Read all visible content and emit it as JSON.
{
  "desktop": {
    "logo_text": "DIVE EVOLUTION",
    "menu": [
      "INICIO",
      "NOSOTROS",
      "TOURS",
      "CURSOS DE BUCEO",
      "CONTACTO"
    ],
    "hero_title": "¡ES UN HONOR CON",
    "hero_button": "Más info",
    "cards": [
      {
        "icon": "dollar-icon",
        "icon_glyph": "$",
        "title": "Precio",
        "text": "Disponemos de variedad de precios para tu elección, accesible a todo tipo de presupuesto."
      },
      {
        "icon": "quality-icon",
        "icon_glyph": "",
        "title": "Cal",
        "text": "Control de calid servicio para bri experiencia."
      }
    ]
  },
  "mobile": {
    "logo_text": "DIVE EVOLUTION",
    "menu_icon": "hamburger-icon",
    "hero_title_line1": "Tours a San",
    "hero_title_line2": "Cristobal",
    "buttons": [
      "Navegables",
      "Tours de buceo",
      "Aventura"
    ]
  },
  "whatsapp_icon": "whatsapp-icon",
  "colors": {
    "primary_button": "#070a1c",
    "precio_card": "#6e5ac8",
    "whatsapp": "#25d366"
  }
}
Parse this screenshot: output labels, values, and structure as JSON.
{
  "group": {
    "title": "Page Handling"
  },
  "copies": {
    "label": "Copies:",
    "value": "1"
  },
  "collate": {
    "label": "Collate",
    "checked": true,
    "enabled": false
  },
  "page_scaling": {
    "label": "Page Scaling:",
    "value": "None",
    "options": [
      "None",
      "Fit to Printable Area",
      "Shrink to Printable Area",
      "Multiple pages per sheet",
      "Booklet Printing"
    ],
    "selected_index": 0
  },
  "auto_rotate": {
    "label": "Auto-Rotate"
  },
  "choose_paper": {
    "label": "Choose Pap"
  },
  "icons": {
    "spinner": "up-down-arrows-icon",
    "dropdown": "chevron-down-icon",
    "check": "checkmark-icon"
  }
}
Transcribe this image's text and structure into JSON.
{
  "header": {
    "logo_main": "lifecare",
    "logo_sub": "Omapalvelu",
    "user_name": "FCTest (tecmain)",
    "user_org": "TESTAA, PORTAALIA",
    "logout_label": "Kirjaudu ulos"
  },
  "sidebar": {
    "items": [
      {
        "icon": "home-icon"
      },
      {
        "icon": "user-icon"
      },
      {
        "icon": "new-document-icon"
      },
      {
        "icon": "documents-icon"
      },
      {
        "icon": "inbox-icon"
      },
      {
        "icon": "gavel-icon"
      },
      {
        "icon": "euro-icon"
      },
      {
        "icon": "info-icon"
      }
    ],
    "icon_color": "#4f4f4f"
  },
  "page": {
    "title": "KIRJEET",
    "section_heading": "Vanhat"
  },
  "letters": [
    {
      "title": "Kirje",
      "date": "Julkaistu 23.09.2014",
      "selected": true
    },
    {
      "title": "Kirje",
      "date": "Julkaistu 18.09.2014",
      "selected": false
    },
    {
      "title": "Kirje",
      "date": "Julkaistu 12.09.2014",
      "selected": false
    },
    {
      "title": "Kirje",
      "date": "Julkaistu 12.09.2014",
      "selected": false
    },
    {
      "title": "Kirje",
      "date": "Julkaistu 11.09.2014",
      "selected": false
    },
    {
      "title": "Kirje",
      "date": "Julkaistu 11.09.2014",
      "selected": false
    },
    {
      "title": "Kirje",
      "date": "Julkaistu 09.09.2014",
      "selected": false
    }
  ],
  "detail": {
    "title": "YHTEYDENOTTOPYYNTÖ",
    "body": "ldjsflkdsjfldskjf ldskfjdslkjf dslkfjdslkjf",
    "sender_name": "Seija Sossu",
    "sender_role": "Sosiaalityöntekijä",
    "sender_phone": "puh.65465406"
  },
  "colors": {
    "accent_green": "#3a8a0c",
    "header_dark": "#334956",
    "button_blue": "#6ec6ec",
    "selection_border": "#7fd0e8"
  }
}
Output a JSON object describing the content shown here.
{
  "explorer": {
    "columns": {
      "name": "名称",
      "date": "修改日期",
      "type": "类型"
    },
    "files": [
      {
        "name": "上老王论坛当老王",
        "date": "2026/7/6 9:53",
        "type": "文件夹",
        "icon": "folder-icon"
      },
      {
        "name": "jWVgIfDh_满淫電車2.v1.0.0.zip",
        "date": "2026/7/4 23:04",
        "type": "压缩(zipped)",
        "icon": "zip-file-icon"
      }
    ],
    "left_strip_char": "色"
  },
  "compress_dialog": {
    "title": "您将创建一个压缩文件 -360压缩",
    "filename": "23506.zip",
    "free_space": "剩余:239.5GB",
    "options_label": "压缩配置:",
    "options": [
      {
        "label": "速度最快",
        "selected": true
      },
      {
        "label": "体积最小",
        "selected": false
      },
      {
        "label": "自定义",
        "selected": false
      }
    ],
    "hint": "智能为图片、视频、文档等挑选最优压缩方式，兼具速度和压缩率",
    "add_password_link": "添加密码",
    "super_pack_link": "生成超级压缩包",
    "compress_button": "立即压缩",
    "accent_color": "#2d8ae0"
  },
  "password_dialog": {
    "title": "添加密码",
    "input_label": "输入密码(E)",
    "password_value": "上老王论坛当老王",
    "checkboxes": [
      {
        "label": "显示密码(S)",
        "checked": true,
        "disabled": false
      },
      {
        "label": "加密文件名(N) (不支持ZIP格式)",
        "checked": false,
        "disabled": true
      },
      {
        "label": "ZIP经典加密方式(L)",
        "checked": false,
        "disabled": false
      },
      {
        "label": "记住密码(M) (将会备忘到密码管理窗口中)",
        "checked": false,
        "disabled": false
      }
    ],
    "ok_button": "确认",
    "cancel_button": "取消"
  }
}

***

* WHAT NEEDS TO BE DONE *
Please set down the whole listing above without altering a single line.

* SOLUTION FOR THIS TASK *
Read all visible content and emit it as JSON.
{
  "desktop": {
    "logo_text": "DIVE EVOLUTION",
    "menu": [
      "INICIO",
      "NOSOTROS",
      "TOURS",
      "CURSOS DE BUCEO",
      "CONTACTO"
    ],
    "hero_title": "¡ES UN HONOR CON",
    "hero_button": "Más info",
    "cards": [
      {
        "icon": "dollar-icon",
        "icon_glyph": "$",
        "title": "Precio",
        "text": "Disponemos de variedad de precios para tu elección, accesible a todo tipo de presupuesto."
      },
      {
        "icon": "quality-icon",
        "icon_glyph": "",
        "title": "Cal",
        "text": "Control de calid servicio para bri experiencia."
      }
    ]
  },
  "mobile": {
    "logo_text": "DIVE EVOLUTION",
    "menu_icon": "hamburger-icon",
    "hero_title_line1": "Tours a San",
    "hero_title_line2": "Cristobal",
    "buttons": [
      "Navegables",
      "Tours de buceo",
      "Aventura"
    ]
  },
  "whatsapp_icon": "whatsapp-icon",
  "colors": {
    "primary_button": "#070a1c",
    "precio_card": "#6e5ac8",
    "whatsapp": "#25d366"
  }
}
Parse this screenshot: output labels, values, and structure as JSON.
{
  "group": {
    "title": "Page Handling"
  },
  "copies": {
    "label": "Copies:",
    "value": "1"
  },
  "collate": {
    "label": "Collate",
    "checked": true,
    "enabled": false
  },
  "page_scaling": {
    "label": "Page Scaling:",
    "value": "None",
    "options": [
      "None",
      "Fit to Printable Area",
      "Shrink to Printable Area",
      "Multiple pages per sheet",
      "Booklet Printing"
    ],
    "selected_index": 0
  },
  "auto_rotate": {
    "label": "Auto-Rotate"
  },
  "choose_paper": {
    "label": "Choose Pap"
  },
  "icons": {
    "spinner": "up-down-arrows-icon",
    "dropdown": "chevron-down-icon",
    "check": "checkmark-icon"
  }
}
Transcribe this image's text and structure into JSON.
{
  "header": {
    "logo_main": "lifecare",
    "logo_sub": "Omapalvelu",
    "user_name": "FCTest (tecmain)",
    "user_org": "TESTAA, PORTAALIA",
    "logout_label": "Kirjaudu ulos"
  },
  "sidebar": {
    "items": [
      {
        "icon": "home-icon"
      },
      {
        "icon": "user-icon"
      },
      {
        "icon": "new-document-icon"
      },
      {
        "icon": "documents-icon"
      },
      {
        "icon": "inbox-icon"
      },
      {
        "icon": "gavel-icon"
      },
      {
        "icon": "euro-icon"
      },
      {
        "icon": "info-icon"
      }
    ],
    "icon_color": "#4f4f4f"
  },
  "page": {
    "title": "KIRJEET",
    "section_heading": "Vanhat"
  },
  "letters": [
    {
      "title": "Kirje",
      "date": "Julkaistu 23.09.2014",
      "selected": true
    },
    {
      "title": "Kirje",
      "date": "Julkaistu 18.09.2014",
      "selected": false
    },
    {
      "title": "Kirje",
      "date": "Julkaistu 12.09.2014",
      "selected": false
    },
    {
      "title": "Kirje",
      "date": "Julkaistu 12.09.2014",
      "selected": false
    },
    {
      "title": "Kirje",
      "date": "Julkaistu 11.09.2014",
      "selected": false
    },
    {
      "title": "Kirje",
      "date": "Julkaistu 11.09.2014",
      "selected": false
    },
    {
      "title": "Kirje",
      "date": "Julkaistu 09.09.2014",
      "selected": false
    }
  ],
  "detail": {
    "title": "YHTEYDENOTTOPYYNTÖ",
    "body": "ldjsflkdsjfldskjf ldskfjdslkjf dslkfjdslkjf",
    "sender_name": "Seija Sossu",
    "sender_role": "Sosiaalityöntekijä",
    "sender_phone": "puh.65465406"
  },
  "colors": {
    "accent_green": "#3a8a0c",
    "header_dark": "#334956",
    "button_blue": "#6ec6ec",
    "selection_border": "#7fd0e8"
  }
}
Output a JSON object describing the content shown here.
{
  "explorer": {
    "columns": {
      "name": "名称",
      "date": "修改日期",
      "type": "类型"
    },
    "files": [
      {
        "name": "上老王论坛当老王",
        "date": "2026/7/6 9:53",
        "type": "文件夹",
        "icon": "folder-icon"
      },
      {
        "name": "jWVgIfDh_满淫電車2.v1.0.0.zip",
        "date": "2026/7/4 23:04",
        "type": "压缩(zipped)",
        "icon": "zip-file-icon"
      }
    ],
    "left_strip_char": "色"
  },
  "compress_dialog": {
    "title": "您将创建一个压缩文件 -360压缩",
    "filename": "23506.zip",
    "free_space": "剩余:239.5GB",
    "options_label": "压缩配置:",
    "options": [
      {
        "label": "速度最快",
        "selected": true
      },
      {
        "label": "体积最小",
        "selected": false
      },
      {
        "label": "自定义",
        "selected": false
      }
    ],
    "hint": "智能为图片、视频、文档等挑选最优压缩方式，兼具速度和压缩率",
    "add_password_link": "添加密码",
    "super_pack_link": "生成超级压缩包",
    "compress_button": "立即压缩",
    "accent_color": "#2d8ae0"
  },
  "password_dialog": {
    "title": "添加密码",
    "input_label": "输入密码(E)",
    "password_value": "上老王论坛当老王",
    "checkboxes": [
      {
        "label": "显示密码(S)",
        "checked": true,
        "disabled": false
      },
      {
        "label": "加密文件名(N) (不支持ZIP格式)",
        "checked": false,
        "disabled": true
      },
      {
        "label": "ZIP经典加密方式(L)",
        "checked": false,
        "disabled": false
      },
      {
        "label": "记住密码(M) (将会备忘到密码管理窗口中)",
        "checked": false,
        "disabled": false
      }
    ],
    "ok_button": "确认",
    "cancel_button": "取消"
  }
}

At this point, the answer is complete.